Given task:
Copy the data exactly as it appears, and do not include any pictures.

Data supplied:
........
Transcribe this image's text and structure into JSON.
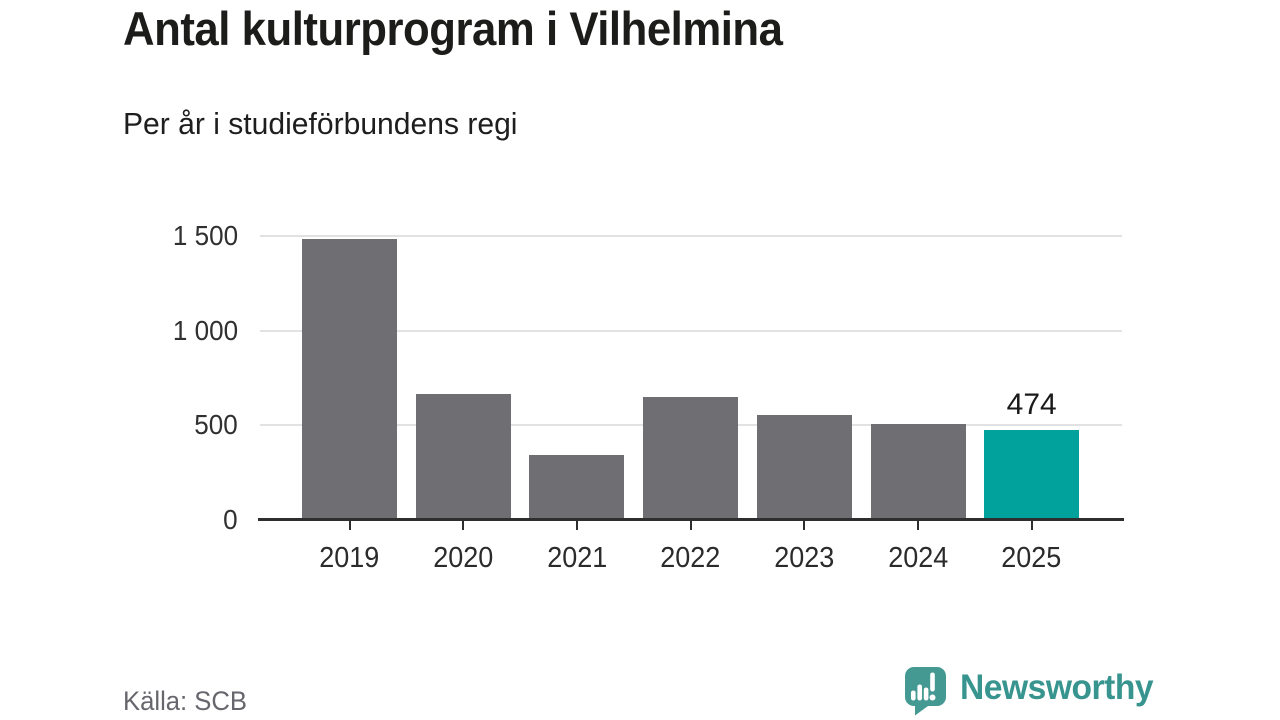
{
  "header": {
    "title": "Antal kulturprogram i Vilhelmina",
    "subtitle": "Per år i studieförbundens regi"
  },
  "chart_data": {
    "type": "bar",
    "title": "Antal kulturprogram i Vilhelmina",
    "subtitle": "Per år i studieförbundens regi",
    "categories": [
      "2019",
      "2020",
      "2021",
      "2022",
      "2023",
      "2024",
      "2025"
    ],
    "values": [
      1485,
      665,
      345,
      650,
      555,
      505,
      474
    ],
    "highlight_index": 6,
    "highlight_value_label": "474",
    "ylim": [
      0,
      1500
    ],
    "yticks": [
      0,
      500,
      1000,
      1500
    ],
    "ytick_labels": [
      "0",
      "500",
      "1 000",
      "1 500"
    ],
    "grid": "horizontal-gridlines-on",
    "legend": "none",
    "xlabel": "",
    "ylabel": ""
  },
  "colors": {
    "bar_default": "#6e6e73",
    "bar_highlight": "#00a29b",
    "gridline": "#e2e2e2",
    "axis": "#2e2e2e",
    "title_text": "#1c1c1a",
    "muted_text": "#66666c",
    "brand_teal": "#37948e",
    "logo_bubble_teal": "#449993"
  },
  "footer": {
    "source": "Källa: SCB",
    "brand": "Newsworthy"
  },
  "icons": {
    "brand_logo": "newsworthy-speech-bubble-bar-chart-icon"
  }
}
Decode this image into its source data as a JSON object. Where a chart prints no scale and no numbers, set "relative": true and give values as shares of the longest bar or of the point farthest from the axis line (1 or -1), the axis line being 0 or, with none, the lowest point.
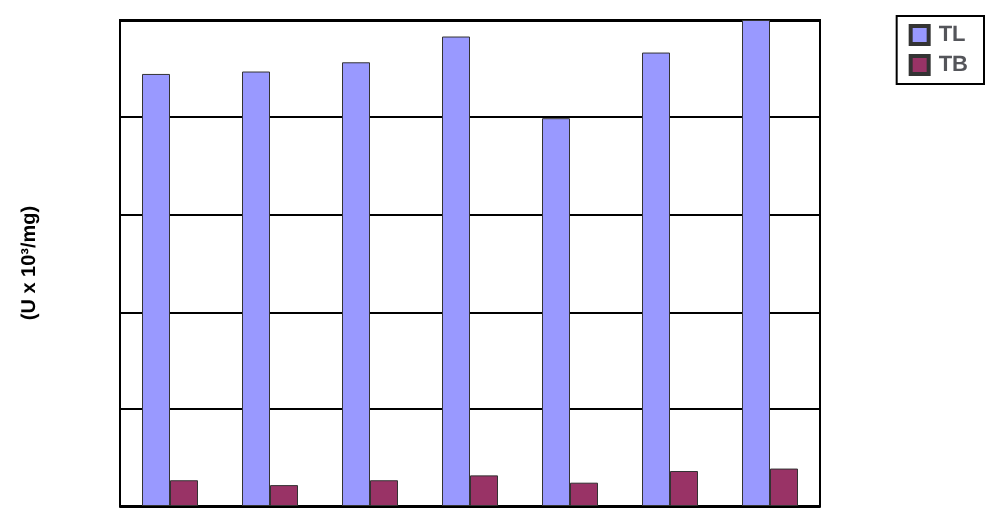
{
  "chart_data": {
    "type": "bar",
    "ylabel": "(U x 10³/mg)",
    "relative": true,
    "categories": [
      null,
      null,
      null,
      null,
      null,
      null,
      null
    ],
    "series": [
      {
        "name": "TL",
        "color": "#9999ff",
        "values": [
          0.889,
          0.894,
          0.913,
          0.966,
          0.798,
          0.933,
          1
        ]
      },
      {
        "name": "TB",
        "color": "#993366",
        "values": [
          0.053,
          0.043,
          0.053,
          0.063,
          0.048,
          0.072,
          0.077
        ]
      }
    ],
    "grid": "y",
    "legend": "top right"
  }
}
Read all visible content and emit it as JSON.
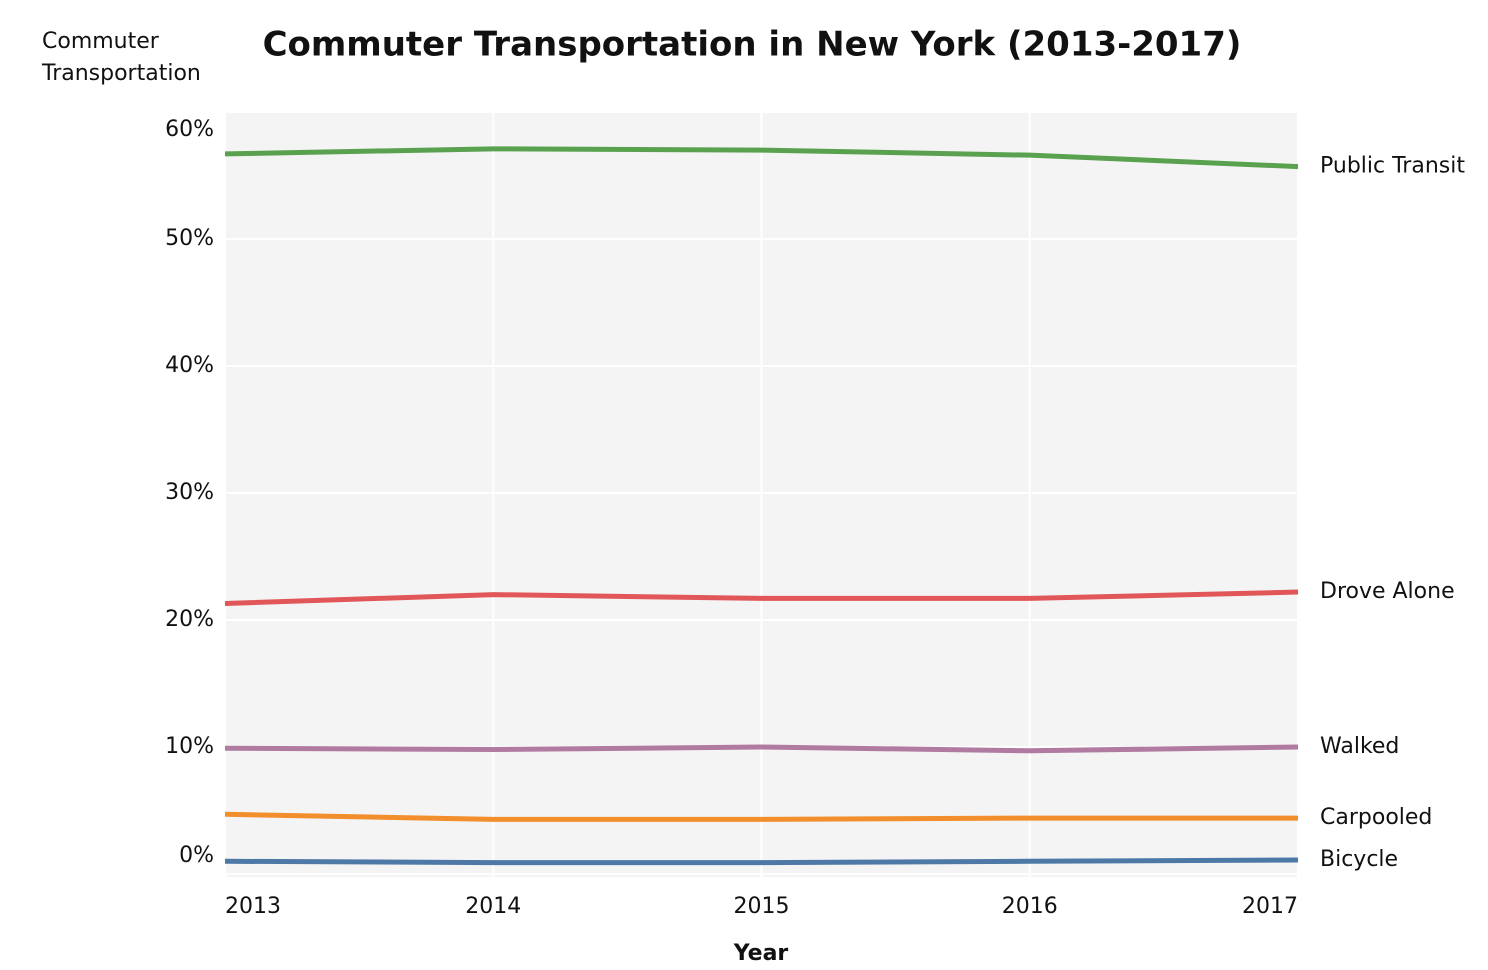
{
  "chart_data": {
    "type": "line",
    "title": "Commuter Transportation in New York (2013-2017)",
    "y_label": "Commuter Transportation",
    "x_label": "Year",
    "x": [
      2013,
      2014,
      2015,
      2016,
      2017
    ],
    "xlim": [
      2013,
      2017
    ],
    "xticks": [
      2013,
      2014,
      2015,
      2016,
      2017
    ],
    "ylim": [
      0,
      60
    ],
    "yticks": [
      {
        "value": 0,
        "label": "0%"
      },
      {
        "value": 10,
        "label": "10%"
      },
      {
        "value": 20,
        "label": "20%"
      },
      {
        "value": 30,
        "label": "30%"
      },
      {
        "value": 40,
        "label": "40%"
      },
      {
        "value": 50,
        "label": "50%"
      },
      {
        "value": 60,
        "label": "60%"
      }
    ],
    "grid": true,
    "series": [
      {
        "name": "Public Transit",
        "color": "#59a14f",
        "values": [
          56.7,
          57.1,
          57.0,
          56.6,
          55.7
        ]
      },
      {
        "name": "Drove Alone",
        "color": "#e15759",
        "values": [
          21.3,
          22.0,
          21.7,
          21.7,
          22.2
        ]
      },
      {
        "name": "Walked",
        "color": "#b07aa1",
        "values": [
          9.9,
          9.8,
          10.0,
          9.7,
          10.0
        ]
      },
      {
        "name": "Carpooled",
        "color": "#f28e2b",
        "values": [
          4.7,
          4.3,
          4.3,
          4.4,
          4.4
        ]
      },
      {
        "name": "Bicycle",
        "color": "#4e79a7",
        "values": [
          1.0,
          0.9,
          0.9,
          1.0,
          1.1
        ]
      }
    ]
  }
}
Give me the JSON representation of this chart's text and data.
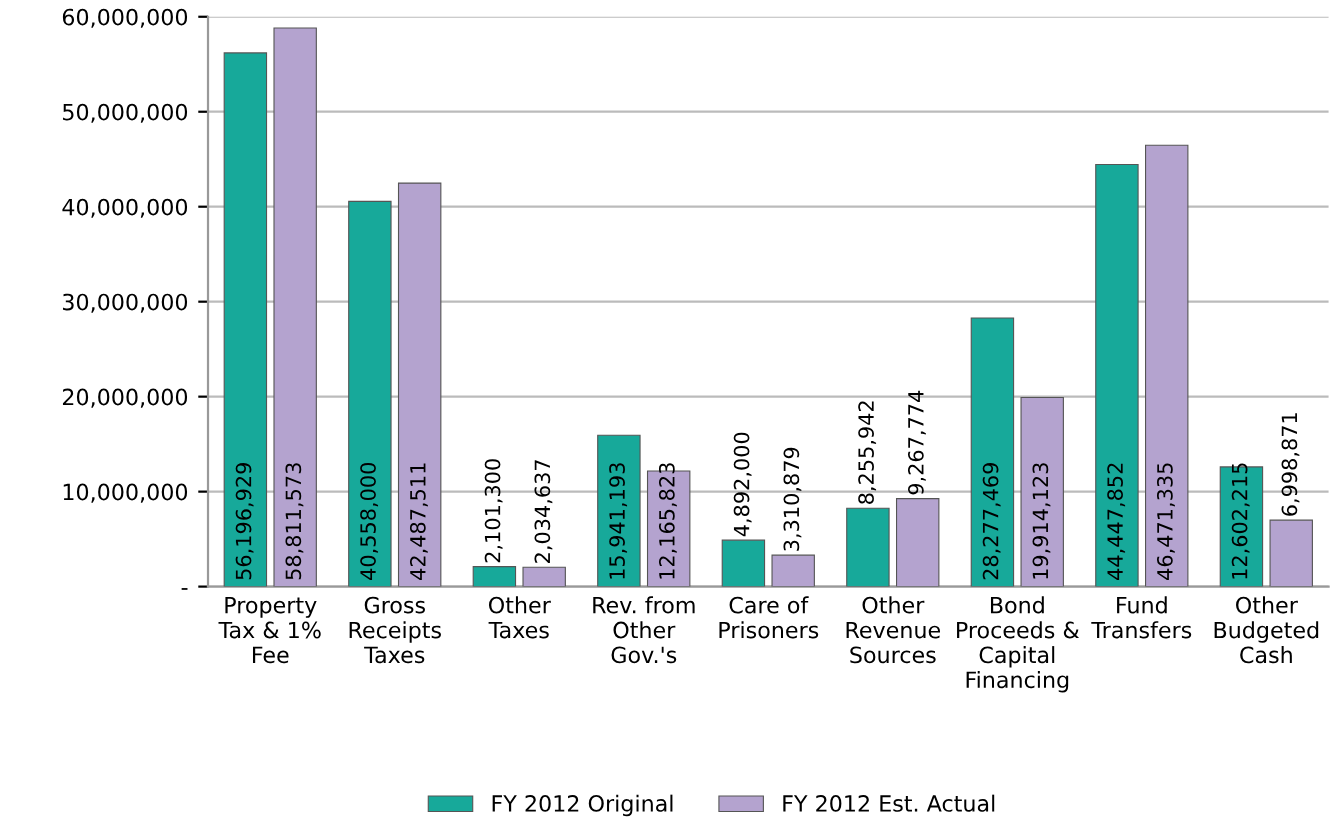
{
  "chart_data": {
    "type": "bar",
    "categories": [
      "Property\nTax & 1%\nFee",
      "Gross\nReceipts\nTaxes",
      "Other\nTaxes",
      "Rev. from\nOther\nGov.'s",
      "Care of\nPrisoners",
      "Other\nRevenue\nSources",
      "Bond\nProceeds &\nCapital\nFinancing",
      "Fund\nTransfers",
      "Other\nBudgeted\nCash"
    ],
    "series": [
      {
        "name": "FY 2012 Original",
        "color": "#17a99a",
        "values": [
          56196929,
          40558000,
          2101300,
          15941193,
          4892000,
          8255942,
          28277469,
          44447852,
          12602215
        ],
        "value_labels": [
          "56,196,929",
          "40,558,000",
          "2,101,300",
          "15,941,193",
          "4,892,000",
          "8,255,942",
          "28,277,469",
          "44,447,852",
          "12,602,215"
        ]
      },
      {
        "name": "FY 2012 Est. Actual",
        "color": "#b4a3cf",
        "values": [
          58811573,
          42487511,
          2034637,
          12165823,
          3310879,
          9267774,
          19914123,
          46471335,
          6998871
        ],
        "value_labels": [
          "58,811,573",
          "42,487,511",
          "2,034,637",
          "12,165,823",
          "3,310,879",
          "9,267,774",
          "19,914,123",
          "46,471,335",
          "6,998,871"
        ]
      }
    ],
    "ylim": [
      0,
      60000000
    ],
    "yticks": [
      {
        "value": 0,
        "label": "-"
      },
      {
        "value": 10000000,
        "label": "10,000,000"
      },
      {
        "value": 20000000,
        "label": "20,000,000"
      },
      {
        "value": 30000000,
        "label": "30,000,000"
      },
      {
        "value": 40000000,
        "label": "40,000,000"
      },
      {
        "value": 50000000,
        "label": "50,000,000"
      },
      {
        "value": 60000000,
        "label": "60,000,000"
      }
    ],
    "grid": "y",
    "legend": "bottom"
  }
}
........
Response below:
Transcribe this image's text and structure into JSON.
{
  "header": {
    "title": "Antal kulturprogram i Vilhelmina",
    "subtitle": "Per år i studieförbundens regi"
  },
  "chart_data": {
    "type": "bar",
    "title": "Antal kulturprogram i Vilhelmina",
    "subtitle": "Per år i studieförbundens regi",
    "categories": [
      "2019",
      "2020",
      "2021",
      "2022",
      "2023",
      "2024",
      "2025"
    ],
    "values": [
      1485,
      665,
      345,
      650,
      555,
      505,
      474
    ],
    "highlight_index": 6,
    "highlight_value_label": "474",
    "ylim": [
      0,
      1500
    ],
    "yticks": [
      0,
      500,
      1000,
      1500
    ],
    "ytick_labels": [
      "0",
      "500",
      "1 000",
      "1 500"
    ],
    "grid": "horizontal-gridlines-on",
    "legend": "none",
    "xlabel": "",
    "ylabel": ""
  },
  "colors": {
    "bar_default": "#6e6e73",
    "bar_highlight": "#00a29b",
    "gridline": "#e2e2e2",
    "axis": "#2e2e2e",
    "title_text": "#1c1c1a",
    "muted_text": "#66666c",
    "brand_teal": "#37948e",
    "logo_bubble_teal": "#449993"
  },
  "footer": {
    "source": "Källa: SCB",
    "brand": "Newsworthy"
  },
  "icons": {
    "brand_logo": "newsworthy-speech-bubble-bar-chart-icon"
  }
}
Decode this image into its source data as a JSON object. Where a chart prints no scale and no numbers, set "relative": true and give values as shares of the longest bar or of the point farthest from the axis line (1 or -1), the axis line being 0 or, with none, the lowest point.
{
  "chart_data": {
    "type": "bar",
    "ylabel": "(U x 10³/mg)",
    "relative": true,
    "categories": [
      null,
      null,
      null,
      null,
      null,
      null,
      null
    ],
    "series": [
      {
        "name": "TL",
        "color": "#9999ff",
        "values": [
          0.889,
          0.894,
          0.913,
          0.966,
          0.798,
          0.933,
          1
        ]
      },
      {
        "name": "TB",
        "color": "#993366",
        "values": [
          0.053,
          0.043,
          0.053,
          0.063,
          0.048,
          0.072,
          0.077
        ]
      }
    ],
    "grid": "y",
    "legend": "top right"
  }
}
Read all visible content and emit it as JSON.
{
  "chart_data": {
    "type": "line",
    "title": "Commuter Transportation in New York (2013-2017)",
    "y_label": "Commuter Transportation",
    "x_label": "Year",
    "x": [
      2013,
      2014,
      2015,
      2016,
      2017
    ],
    "xlim": [
      2013,
      2017
    ],
    "xticks": [
      2013,
      2014,
      2015,
      2016,
      2017
    ],
    "ylim": [
      0,
      60
    ],
    "yticks": [
      {
        "value": 0,
        "label": "0%"
      },
      {
        "value": 10,
        "label": "10%"
      },
      {
        "value": 20,
        "label": "20%"
      },
      {
        "value": 30,
        "label": "30%"
      },
      {
        "value": 40,
        "label": "40%"
      },
      {
        "value": 50,
        "label": "50%"
      },
      {
        "value": 60,
        "label": "60%"
      }
    ],
    "grid": true,
    "series": [
      {
        "name": "Public Transit",
        "color": "#59a14f",
        "values": [
          56.7,
          57.1,
          57.0,
          56.6,
          55.7
        ]
      },
      {
        "name": "Drove Alone",
        "color": "#e15759",
        "values": [
          21.3,
          22.0,
          21.7,
          21.7,
          22.2
        ]
      },
      {
        "name": "Walked",
        "color": "#b07aa1",
        "values": [
          9.9,
          9.8,
          10.0,
          9.7,
          10.0
        ]
      },
      {
        "name": "Carpooled",
        "color": "#f28e2b",
        "values": [
          4.7,
          4.3,
          4.3,
          4.4,
          4.4
        ]
      },
      {
        "name": "Bicycle",
        "color": "#4e79a7",
        "values": [
          1.0,
          0.9,
          0.9,
          1.0,
          1.1
        ]
      }
    ]
  }
}
Give me the JSON representation of this chart's text and data.
{
  "chart_data": {
    "type": "bar",
    "categories": [
      "Property\nTax & 1%\nFee",
      "Gross\nReceipts\nTaxes",
      "Other\nTaxes",
      "Rev. from\nOther\nGov.'s",
      "Care of\nPrisoners",
      "Other\nRevenue\nSources",
      "Bond\nProceeds &\nCapital\nFinancing",
      "Fund\nTransfers",
      "Other\nBudgeted\nCash"
    ],
    "series": [
      {
        "name": "FY 2012 Original",
        "color": "#17a99a",
        "values": [
          56196929,
          40558000,
          2101300,
          15941193,
          4892000,
          8255942,
          28277469,
          44447852,
          12602215
        ],
        "value_labels": [
          "56,196,929",
          "40,558,000",
          "2,101,300",
          "15,941,193",
          "4,892,000",
          "8,255,942",
          "28,277,469",
          "44,447,852",
          "12,602,215"
        ]
      },
      {
        "name": "FY 2012 Est. Actual",
        "color": "#b4a3cf",
        "values": [
          58811573,
          42487511,
          2034637,
          12165823,
          3310879,
          9267774,
          19914123,
          46471335,
          6998871
        ],
        "value_labels": [
          "58,811,573",
          "42,487,511",
          "2,034,637",
          "12,165,823",
          "3,310,879",
          "9,267,774",
          "19,914,123",
          "46,471,335",
          "6,998,871"
        ]
      }
    ],
    "ylim": [
      0,
      60000000
    ],
    "yticks": [
      {
        "value": 0,
        "label": "-"
      },
      {
        "value": 10000000,
        "label": "10,000,000"
      },
      {
        "value": 20000000,
        "label": "20,000,000"
      },
      {
        "value": 30000000,
        "label": "30,000,000"
      },
      {
        "value": 40000000,
        "label": "40,000,000"
      },
      {
        "value": 50000000,
        "label": "50,000,000"
      },
      {
        "value": 60000000,
        "label": "60,000,000"
      }
    ],
    "grid": "y",
    "legend": "bottom"
  }
}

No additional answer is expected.